(Data tied to figure images)
■ ■ ■ ■ ■ ■ ■

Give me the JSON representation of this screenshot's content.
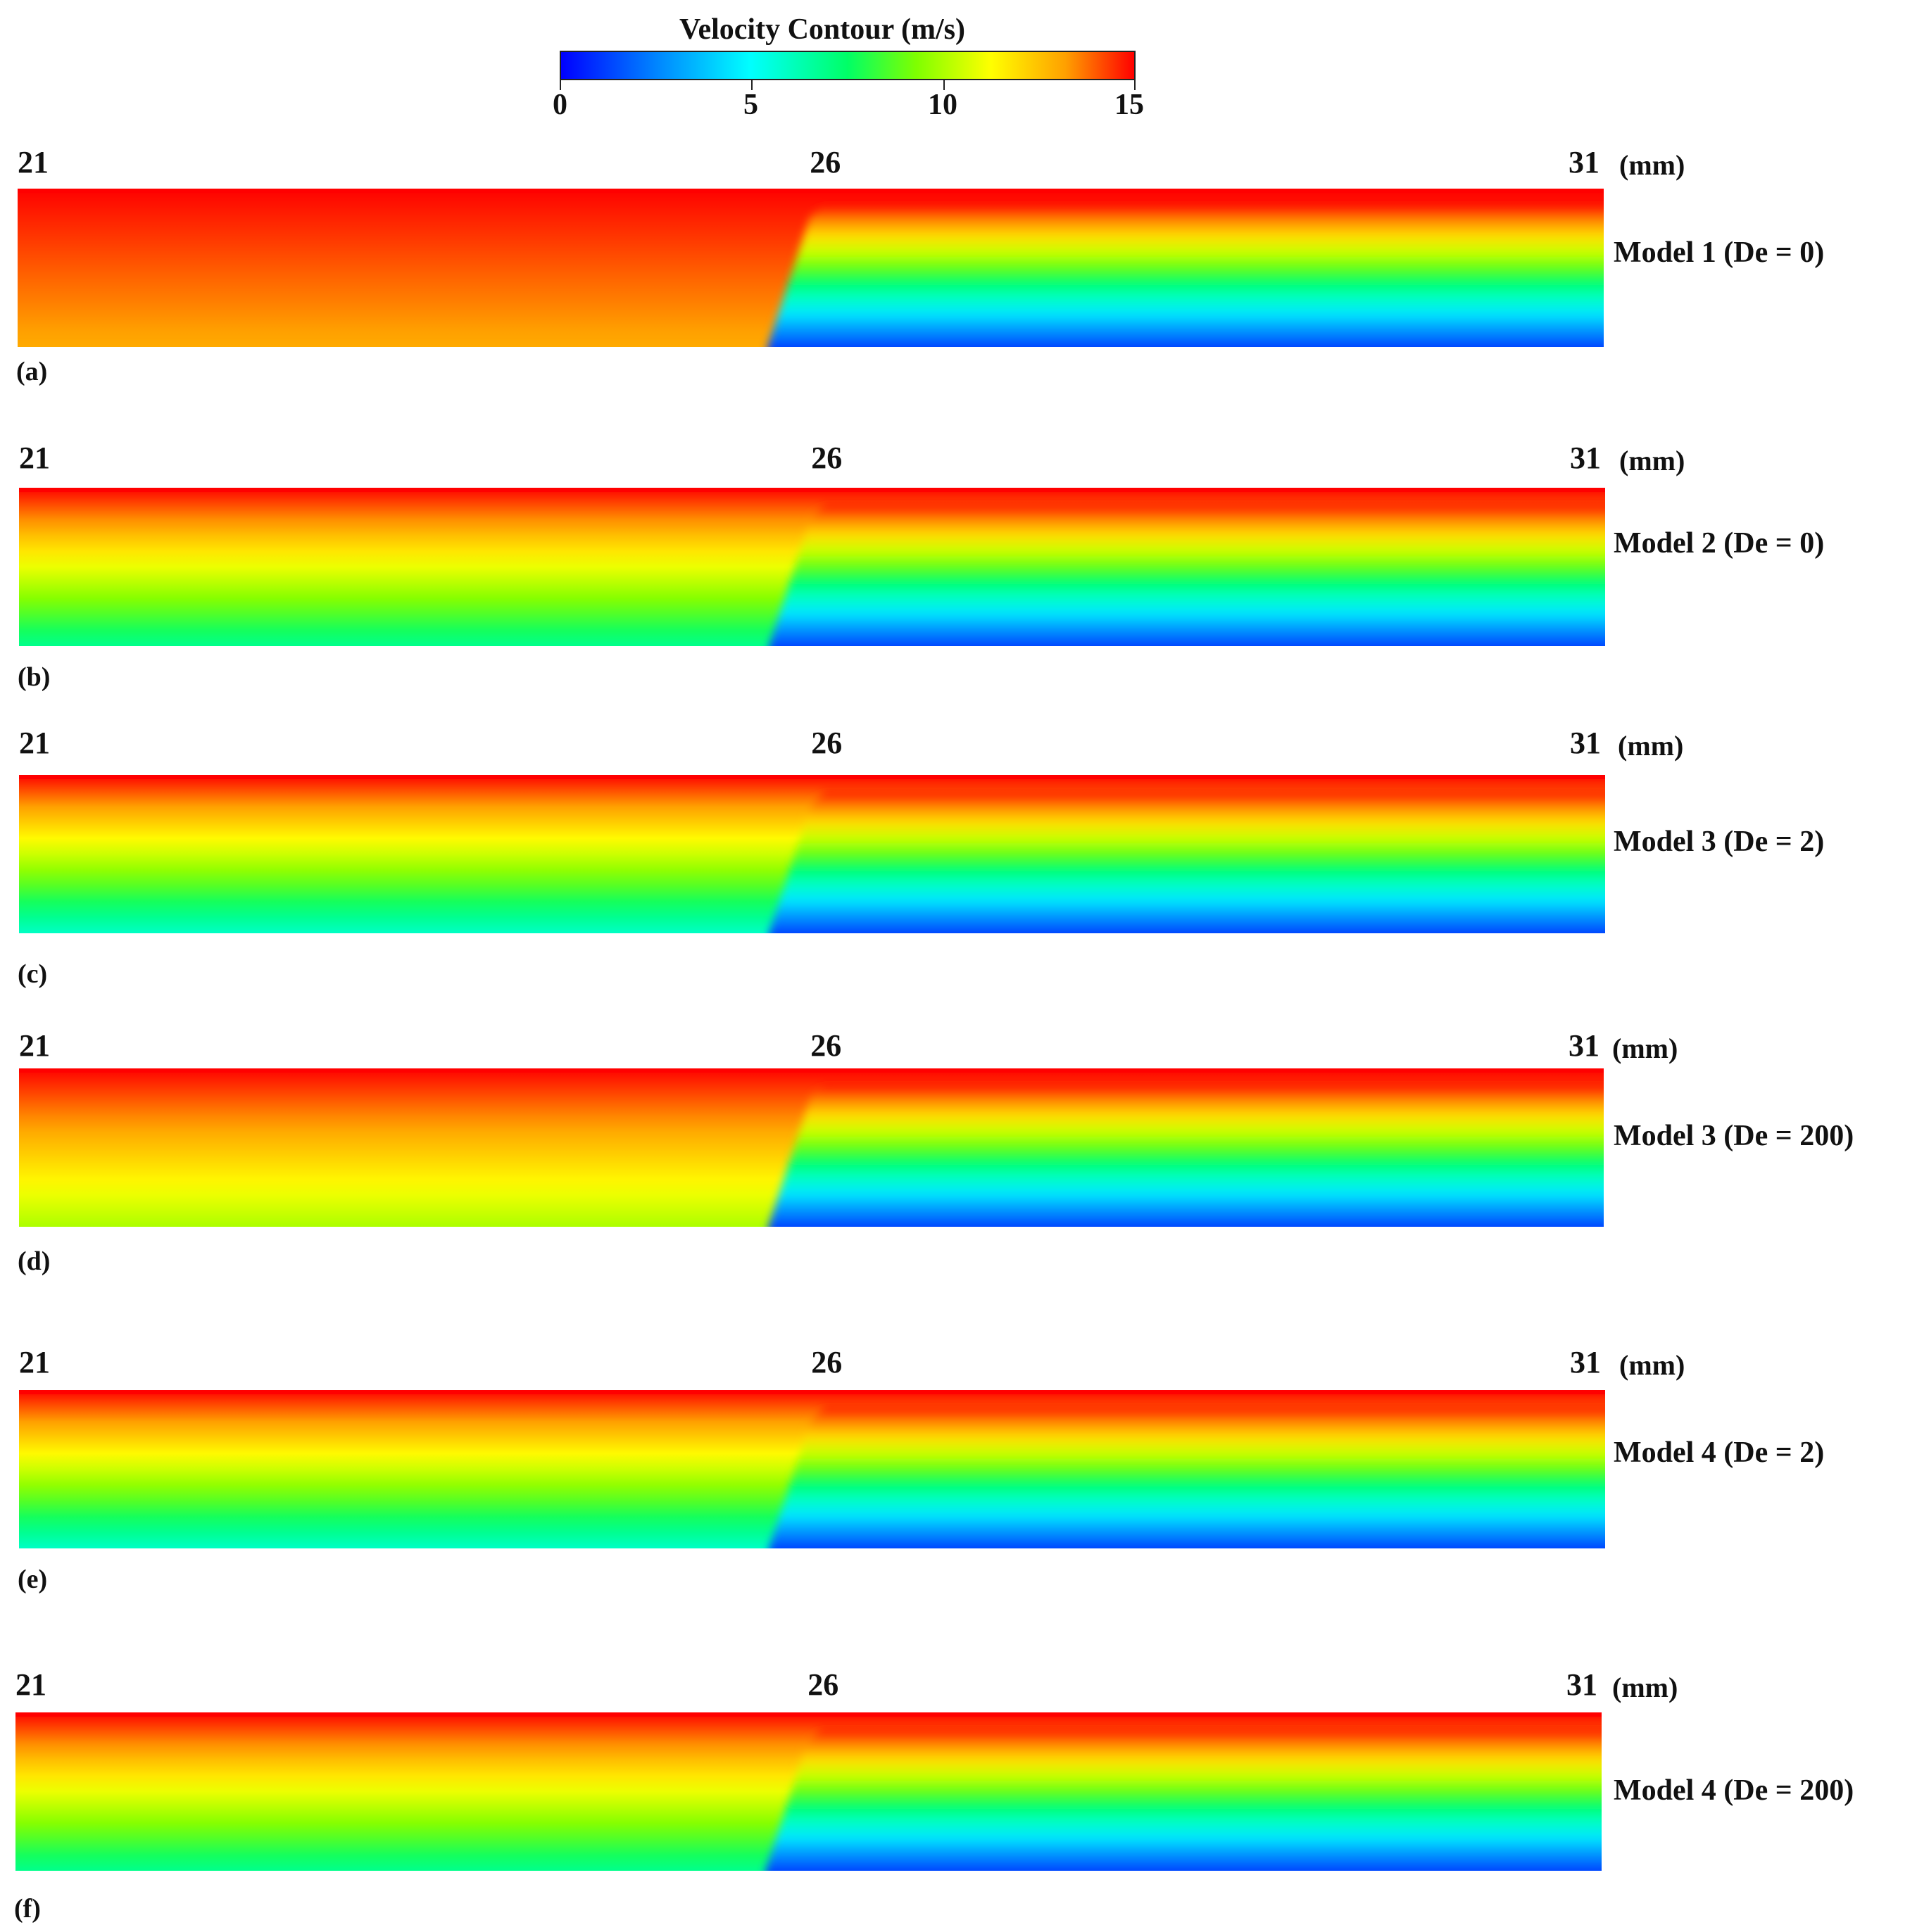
{
  "colorbar": {
    "title": "Velocity Contour (m/s)",
    "ticks": [
      "0",
      "5",
      "10",
      "15"
    ],
    "colors": [
      "#0000ff",
      "#00ffff",
      "#00ff66",
      "#ffff00",
      "#ff0000"
    ]
  },
  "axis": {
    "unit": "(mm)"
  },
  "chart_data": {
    "type": "heatmap",
    "title": "Velocity Contour (m/s)",
    "value_range": [
      0,
      15
    ],
    "colorbar_ticks": [
      0,
      5,
      10,
      15
    ],
    "x_range_mm": [
      21,
      31
    ],
    "x_ticks": [
      "21",
      "26",
      "31"
    ],
    "x_unit": "mm",
    "panels": [
      {
        "label": "(a)",
        "model": "Model 1 (De = 0)",
        "upstream": {
          "top": 15,
          "bottom": 13
        },
        "downstream": {
          "top": 15,
          "bottom": 0
        }
      },
      {
        "label": "(b)",
        "model": "Model 2 (De = 0)",
        "upstream": {
          "top": 15,
          "bottom": 7
        },
        "downstream": {
          "top": 15,
          "bottom": 0
        }
      },
      {
        "label": "(c)",
        "model": "Model 3 (De = 2)",
        "upstream": {
          "top": 15,
          "bottom": 6
        },
        "downstream": {
          "top": 15,
          "bottom": 0
        }
      },
      {
        "label": "(d)",
        "model": "Model 3 (De = 200)",
        "upstream": {
          "top": 15,
          "bottom": 10
        },
        "downstream": {
          "top": 15,
          "bottom": 0
        }
      },
      {
        "label": "(e)",
        "model": "Model 4 (De = 2)",
        "upstream": {
          "top": 15,
          "bottom": 6
        },
        "downstream": {
          "top": 15,
          "bottom": 0
        }
      },
      {
        "label": "(f)",
        "model": "Model 4 (De = 200)",
        "upstream": {
          "top": 15,
          "bottom": 7
        },
        "downstream": {
          "top": 15,
          "bottom": 0
        }
      }
    ]
  }
}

■ ■ ■ ■ ■ ■ ■

THE REQUEST: Without the pictures, write out the whole listing above exactly as it appears.

FINISHED TASK:
Give me the JSON representation of this screenshot's content.
{
  "colorbar": {
    "title": "Velocity Contour (m/s)",
    "ticks": [
      "0",
      "5",
      "10",
      "15"
    ],
    "colors": [
      "#0000ff",
      "#00ffff",
      "#00ff66",
      "#ffff00",
      "#ff0000"
    ]
  },
  "axis": {
    "unit": "(mm)"
  },
  "chart_data": {
    "type": "heatmap",
    "title": "Velocity Contour (m/s)",
    "value_range": [
      0,
      15
    ],
    "colorbar_ticks": [
      0,
      5,
      10,
      15
    ],
    "x_range_mm": [
      21,
      31
    ],
    "x_ticks": [
      "21",
      "26",
      "31"
    ],
    "x_unit": "mm",
    "panels": [
      {
        "label": "(a)",
        "model": "Model 1 (De = 0)",
        "upstream": {
          "top": 15,
          "bottom": 13
        },
        "downstream": {
          "top": 15,
          "bottom": 0
        }
      },
      {
        "label": "(b)",
        "model": "Model 2 (De = 0)",
        "upstream": {
          "top": 15,
          "bottom": 7
        },
        "downstream": {
          "top": 15,
          "bottom": 0
        }
      },
      {
        "label": "(c)",
        "model": "Model 3 (De = 2)",
        "upstream": {
          "top": 15,
          "bottom": 6
        },
        "downstream": {
          "top": 15,
          "bottom": 0
        }
      },
      {
        "label": "(d)",
        "model": "Model 3 (De = 200)",
        "upstream": {
          "top": 15,
          "bottom": 10
        },
        "downstream": {
          "top": 15,
          "bottom": 0
        }
      },
      {
        "label": "(e)",
        "model": "Model 4 (De = 2)",
        "upstream": {
          "top": 15,
          "bottom": 6
        },
        "downstream": {
          "top": 15,
          "bottom": 0
        }
      },
      {
        "label": "(f)",
        "model": "Model 4 (De = 200)",
        "upstream": {
          "top": 15,
          "bottom": 7
        },
        "downstream": {
          "top": 15,
          "bottom": 0
        }
      }
    ]
  }
}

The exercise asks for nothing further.